-- Given task --
Transcribe the records exactly. Pictures do not belong in the transcription.

-- Record list --
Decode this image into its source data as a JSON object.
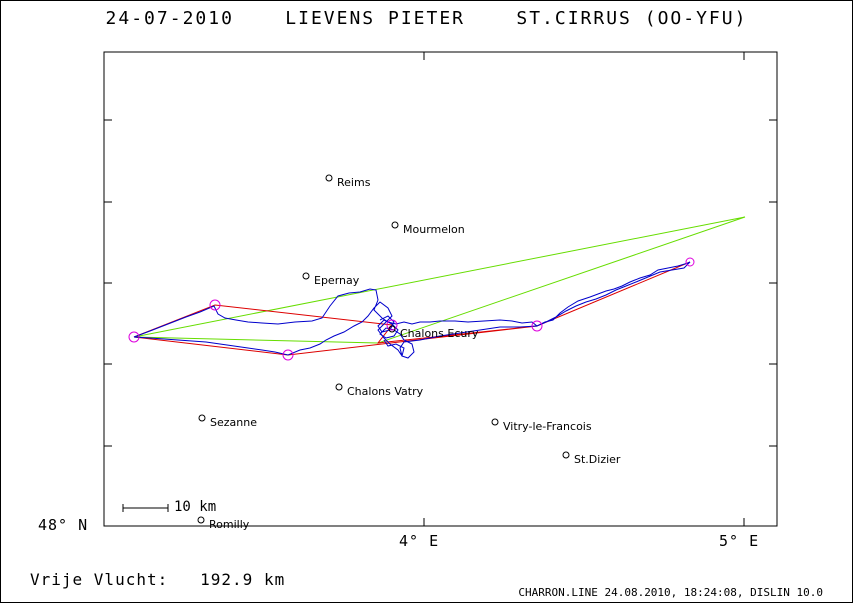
{
  "title": {
    "date": "24-07-2010",
    "pilot": "LIEVENS PIETER",
    "glider": "ST.CIRRUS (OO-YFU)"
  },
  "axes": {
    "y_label": "48° N",
    "x_labels": [
      "4° E",
      "5° E"
    ]
  },
  "scale_bar": {
    "label": "10 km"
  },
  "footer": {
    "distance_label": "Vrije Vlucht:",
    "distance_value": "192.9 km",
    "program": "CHARRON.LINE 24.08.2010, 18:24:08, DISLIN 10.0"
  },
  "colors": {
    "track": "#0000cc",
    "task": "#dd0000",
    "triangle": "#66dd00",
    "turnpoint": "#dd00dd"
  },
  "cities": [
    {
      "name": "Reims"
    },
    {
      "name": "Mourmelon"
    },
    {
      "name": "Epernay"
    },
    {
      "name": "Chalons Ecury"
    },
    {
      "name": "Chalons Vatry"
    },
    {
      "name": "Sezanne"
    },
    {
      "name": "Vitry-le-Francois"
    },
    {
      "name": "St.Dizier"
    },
    {
      "name": "Romilly"
    }
  ]
}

-- Task solution --
Decode this image into its source data as a JSON object.
{
  "title": {
    "date": "24-07-2010",
    "pilot": "LIEVENS PIETER",
    "glider": "ST.CIRRUS (OO-YFU)"
  },
  "axes": {
    "y_label": "48° N",
    "x_labels": [
      "4° E",
      "5° E"
    ]
  },
  "scale_bar": {
    "label": "10 km"
  },
  "footer": {
    "distance_label": "Vrije Vlucht:",
    "distance_value": "192.9 km",
    "program": "CHARRON.LINE 24.08.2010, 18:24:08, DISLIN 10.0"
  },
  "colors": {
    "track": "#0000cc",
    "task": "#dd0000",
    "triangle": "#66dd00",
    "turnpoint": "#dd00dd"
  },
  "cities": [
    {
      "name": "Reims"
    },
    {
      "name": "Mourmelon"
    },
    {
      "name": "Epernay"
    },
    {
      "name": "Chalons Ecury"
    },
    {
      "name": "Chalons Vatry"
    },
    {
      "name": "Sezanne"
    },
    {
      "name": "Vitry-le-Francois"
    },
    {
      "name": "St.Dizier"
    },
    {
      "name": "Romilly"
    }
  ]
}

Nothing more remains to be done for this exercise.